Texte
Il y a donc lieu de distinguer nettement deux questions : la question de principe et la question du choix. Nous ne posons à présent que la première. C’est la seule qui intéresse l’immense majorité du public ; c’est aussi la seule sur laquelle il soit qualifié pour donner son avis. Que demande-t-il, en somme ? Une L. I. pratique, mais surtout unique ; car mieux vaudrait une seule L. I médiocre que plusieurs L. I. plus parfaites, mais dont aucune ne serait « internationale ». Il faut donc remettre le choix à une institution internationale qui ait la compétence et l’autorité nécessaires, afin que sa décision s’impose aux intéressés et les mette tous d’accord.

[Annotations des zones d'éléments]

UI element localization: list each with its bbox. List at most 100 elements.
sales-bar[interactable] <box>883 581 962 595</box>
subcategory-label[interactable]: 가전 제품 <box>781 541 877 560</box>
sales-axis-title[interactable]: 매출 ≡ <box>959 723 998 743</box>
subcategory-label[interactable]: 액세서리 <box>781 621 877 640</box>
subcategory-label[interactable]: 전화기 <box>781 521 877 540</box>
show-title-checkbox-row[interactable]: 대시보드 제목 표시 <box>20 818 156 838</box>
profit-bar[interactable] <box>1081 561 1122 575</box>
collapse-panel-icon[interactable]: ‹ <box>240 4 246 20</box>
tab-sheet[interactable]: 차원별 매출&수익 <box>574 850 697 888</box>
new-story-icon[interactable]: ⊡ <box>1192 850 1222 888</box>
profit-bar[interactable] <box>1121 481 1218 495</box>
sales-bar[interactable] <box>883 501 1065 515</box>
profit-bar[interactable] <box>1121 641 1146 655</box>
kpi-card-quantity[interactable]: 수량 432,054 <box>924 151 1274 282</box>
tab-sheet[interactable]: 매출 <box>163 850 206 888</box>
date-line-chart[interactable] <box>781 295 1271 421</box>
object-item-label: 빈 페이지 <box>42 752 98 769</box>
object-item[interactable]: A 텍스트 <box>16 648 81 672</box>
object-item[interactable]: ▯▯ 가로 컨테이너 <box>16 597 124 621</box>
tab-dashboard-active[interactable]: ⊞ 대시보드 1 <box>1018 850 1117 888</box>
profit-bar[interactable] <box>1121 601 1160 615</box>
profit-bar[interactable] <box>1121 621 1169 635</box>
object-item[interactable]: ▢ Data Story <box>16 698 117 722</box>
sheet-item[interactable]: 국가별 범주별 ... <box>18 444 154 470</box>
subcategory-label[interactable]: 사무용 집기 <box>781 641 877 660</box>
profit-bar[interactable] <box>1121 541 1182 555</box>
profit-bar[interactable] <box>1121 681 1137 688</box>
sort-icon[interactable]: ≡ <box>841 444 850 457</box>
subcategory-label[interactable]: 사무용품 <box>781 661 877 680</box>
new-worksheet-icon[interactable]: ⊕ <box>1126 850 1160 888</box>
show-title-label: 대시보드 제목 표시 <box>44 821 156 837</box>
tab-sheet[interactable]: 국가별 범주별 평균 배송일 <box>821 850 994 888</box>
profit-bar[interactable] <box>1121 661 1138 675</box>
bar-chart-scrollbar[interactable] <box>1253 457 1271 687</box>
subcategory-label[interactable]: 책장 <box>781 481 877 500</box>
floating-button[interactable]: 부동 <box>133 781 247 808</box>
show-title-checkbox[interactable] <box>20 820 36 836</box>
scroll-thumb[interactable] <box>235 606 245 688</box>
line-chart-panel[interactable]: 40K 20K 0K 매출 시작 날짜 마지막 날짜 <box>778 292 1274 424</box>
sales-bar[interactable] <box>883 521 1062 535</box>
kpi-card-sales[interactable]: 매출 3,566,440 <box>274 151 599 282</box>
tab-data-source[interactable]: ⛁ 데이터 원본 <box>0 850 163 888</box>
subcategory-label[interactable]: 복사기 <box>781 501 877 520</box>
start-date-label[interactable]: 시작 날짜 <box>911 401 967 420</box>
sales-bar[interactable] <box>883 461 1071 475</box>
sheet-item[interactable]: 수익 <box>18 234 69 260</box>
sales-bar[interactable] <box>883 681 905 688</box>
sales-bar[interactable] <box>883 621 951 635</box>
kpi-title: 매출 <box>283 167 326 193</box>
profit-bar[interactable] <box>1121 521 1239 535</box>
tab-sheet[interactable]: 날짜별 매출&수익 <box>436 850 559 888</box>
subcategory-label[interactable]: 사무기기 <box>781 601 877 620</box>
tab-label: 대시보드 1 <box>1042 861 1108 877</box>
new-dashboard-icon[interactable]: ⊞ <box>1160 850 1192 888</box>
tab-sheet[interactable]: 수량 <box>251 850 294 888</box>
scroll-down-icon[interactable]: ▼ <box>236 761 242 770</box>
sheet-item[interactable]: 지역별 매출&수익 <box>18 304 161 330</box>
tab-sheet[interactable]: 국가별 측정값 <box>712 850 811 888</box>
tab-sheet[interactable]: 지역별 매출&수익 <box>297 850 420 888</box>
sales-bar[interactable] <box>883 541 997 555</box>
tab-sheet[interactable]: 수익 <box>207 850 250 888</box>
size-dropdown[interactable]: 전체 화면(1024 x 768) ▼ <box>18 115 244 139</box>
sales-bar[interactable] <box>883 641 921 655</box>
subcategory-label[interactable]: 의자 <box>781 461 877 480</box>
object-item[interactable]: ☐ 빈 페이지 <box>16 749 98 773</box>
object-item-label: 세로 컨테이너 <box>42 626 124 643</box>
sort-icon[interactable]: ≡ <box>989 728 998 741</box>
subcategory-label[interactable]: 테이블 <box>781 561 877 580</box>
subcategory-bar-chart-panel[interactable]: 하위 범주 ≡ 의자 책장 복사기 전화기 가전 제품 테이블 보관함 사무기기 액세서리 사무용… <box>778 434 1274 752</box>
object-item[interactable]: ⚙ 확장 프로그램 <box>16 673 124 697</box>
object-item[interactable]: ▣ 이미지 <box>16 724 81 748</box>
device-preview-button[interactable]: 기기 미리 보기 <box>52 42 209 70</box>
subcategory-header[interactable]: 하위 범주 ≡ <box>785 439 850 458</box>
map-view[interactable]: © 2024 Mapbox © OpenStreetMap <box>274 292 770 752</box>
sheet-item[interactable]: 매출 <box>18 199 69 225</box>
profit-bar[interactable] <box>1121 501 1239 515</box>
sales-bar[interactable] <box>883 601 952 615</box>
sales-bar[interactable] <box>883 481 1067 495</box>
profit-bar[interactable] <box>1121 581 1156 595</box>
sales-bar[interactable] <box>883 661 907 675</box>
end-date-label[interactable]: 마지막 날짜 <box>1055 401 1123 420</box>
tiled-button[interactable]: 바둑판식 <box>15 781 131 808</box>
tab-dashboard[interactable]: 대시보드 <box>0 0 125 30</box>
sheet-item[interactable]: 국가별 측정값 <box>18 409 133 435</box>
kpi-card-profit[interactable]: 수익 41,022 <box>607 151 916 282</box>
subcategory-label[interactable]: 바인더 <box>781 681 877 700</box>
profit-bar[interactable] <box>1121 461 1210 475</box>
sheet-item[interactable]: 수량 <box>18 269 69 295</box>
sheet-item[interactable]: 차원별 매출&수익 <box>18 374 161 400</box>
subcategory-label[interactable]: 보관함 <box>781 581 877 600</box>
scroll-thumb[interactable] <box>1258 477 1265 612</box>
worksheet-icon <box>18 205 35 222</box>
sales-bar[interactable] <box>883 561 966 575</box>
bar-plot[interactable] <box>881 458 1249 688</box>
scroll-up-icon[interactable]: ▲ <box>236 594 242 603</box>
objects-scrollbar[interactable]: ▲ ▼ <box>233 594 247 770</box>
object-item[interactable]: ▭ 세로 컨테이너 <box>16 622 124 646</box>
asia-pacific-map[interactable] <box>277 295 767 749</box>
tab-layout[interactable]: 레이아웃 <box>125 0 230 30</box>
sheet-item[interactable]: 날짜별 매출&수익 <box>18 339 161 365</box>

Consigne
Prolongez le texte sur la langue internationale à partir de sa dernière phrase. Les enregistrements ne servent pas ici.

Réponse
Or il existe une telle institution : c’est l’Association internationale des Académies, fondée en 1900. Aucun corps n’est plus qualifié pour rendre la décision souveraine dont il s’agit. Mais pour qu’elle prenne en considération la question et se charge de la résoudre, il faut évidemment qu’elle soit saisie par l’ensemble des intéressés, et qu’ils la prennent

  1. Qui se doute, par exemple, que le nom même du Volapük est composé des deux racines anglaises : world (univers) et speak (parler) ?
  2. Voir Gaston Moch : La question de la Langue internationale et sa solution par l’Esperanto, extrait de la Revue internationale de Sociologie (Paris, Giard et Brière, 1897).